» **WHAT YOU HAVE TO DO**:
Copy the records below exactly, leaving out every picture.

----

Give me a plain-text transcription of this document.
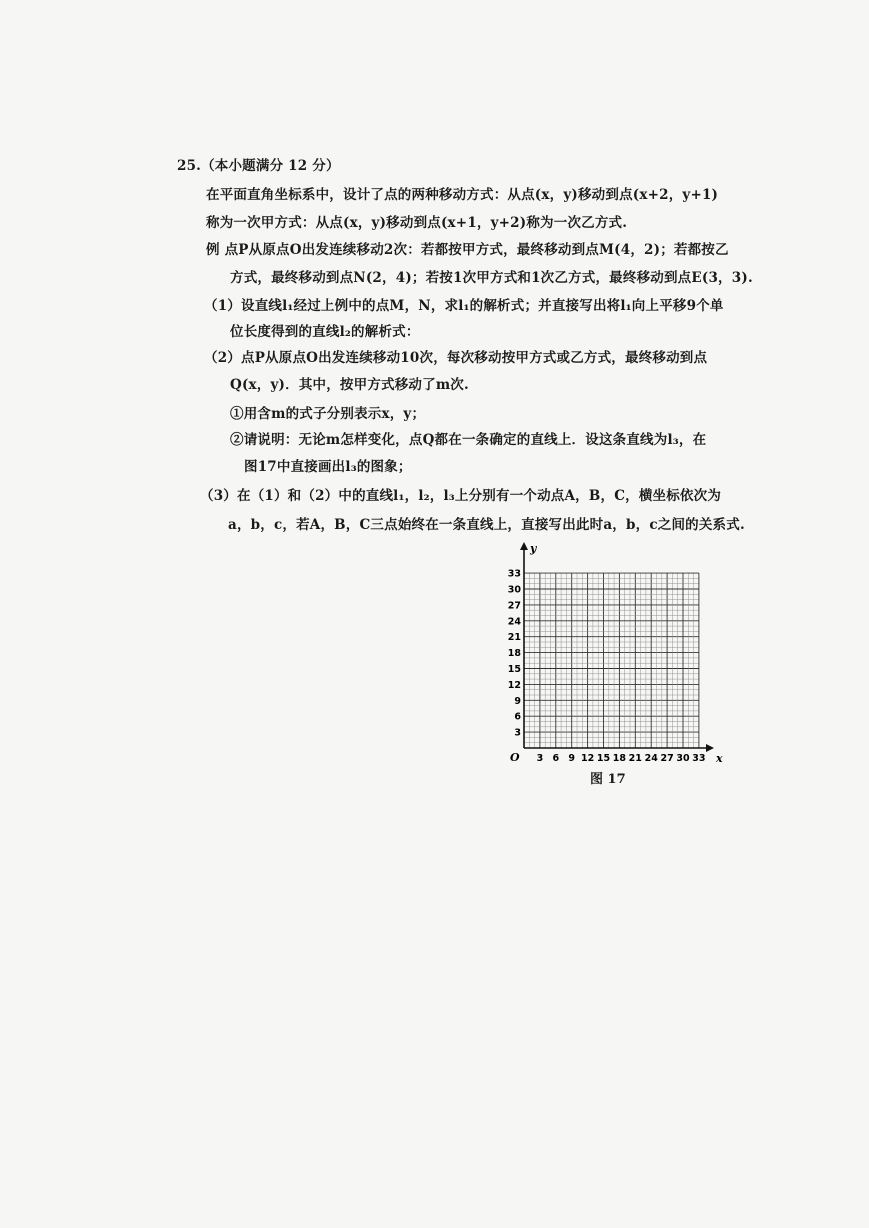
25.（本小题满分 12 分）
在平面直角坐标系中，设计了点的两种移动方式：从点(x，y)移动到点(x+2，y+1)
称为一次甲方式：从点(x，y)移动到点(x+1，y+2)称为一次乙方式.
例 点P从原点O出发连续移动2次：若都按甲方式，最终移动到点M(4，2)；若都按乙
方式，最终移动到点N(2，4)；若按1次甲方式和1次乙方式，最终移动到点E(3，3).
（1）设直线l₁经过上例中的点M，N，求l₁的解析式；并直接写出将l₁向上平移9个单
位长度得到的直线l₂的解析式：
（2）点P从原点O出发连续移动10次，每次移动按甲方式或乙方式，最终移动到点
Q(x，y)．其中，按甲方式移动了m次.
①用含m的式子分别表示x，y；
②请说明：无论m怎样变化，点Q都在一条确定的直线上．设这条直线为l₃，在
图17中直接画出l₃的图象；
（3）在（1）和（2）中的直线l₁，l₂，l₃上分别有一个动点A，B，C，横坐标依次为
a，b，c，若A，B，C三点始终在一条直线上，直接写出此时a，b，c之间的关系式.
x
y
O 3 6 9 12 15 18 21 24 27 30 33
3
6
9
12
15
18
21
24
27
30
33
图 17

----

» **WRITTEN RESPONSE**:
Give me a plain-text transcription of this document.
25.（本小题满分 12 分）
在平面直角坐标系中，设计了点的两种移动方式：从点(x，y)移动到点(x+2，y+1)
称为一次甲方式：从点(x，y)移动到点(x+1，y+2)称为一次乙方式.
例 点P从原点O出发连续移动2次：若都按甲方式，最终移动到点M(4，2)；若都按乙
方式，最终移动到点N(2，4)；若按1次甲方式和1次乙方式，最终移动到点E(3，3).
（1）设直线l₁经过上例中的点M，N，求l₁的解析式；并直接写出将l₁向上平移9个单
位长度得到的直线l₂的解析式：
（2）点P从原点O出发连续移动10次，每次移动按甲方式或乙方式，最终移动到点
Q(x，y)．其中，按甲方式移动了m次.
①用含m的式子分别表示x，y；
②请说明：无论m怎样变化，点Q都在一条确定的直线上．设这条直线为l₃，在
图17中直接画出l₃的图象；
（3）在（1）和（2）中的直线l₁，l₂，l₃上分别有一个动点A，B，C，横坐标依次为
a，b，c，若A，B，C三点始终在一条直线上，直接写出此时a，b，c之间的关系式.
x
y
O 3 6 9 12 15 18 21 24 27 30 33
3
6
9
12
15
18
21
24
27
30
33
图 17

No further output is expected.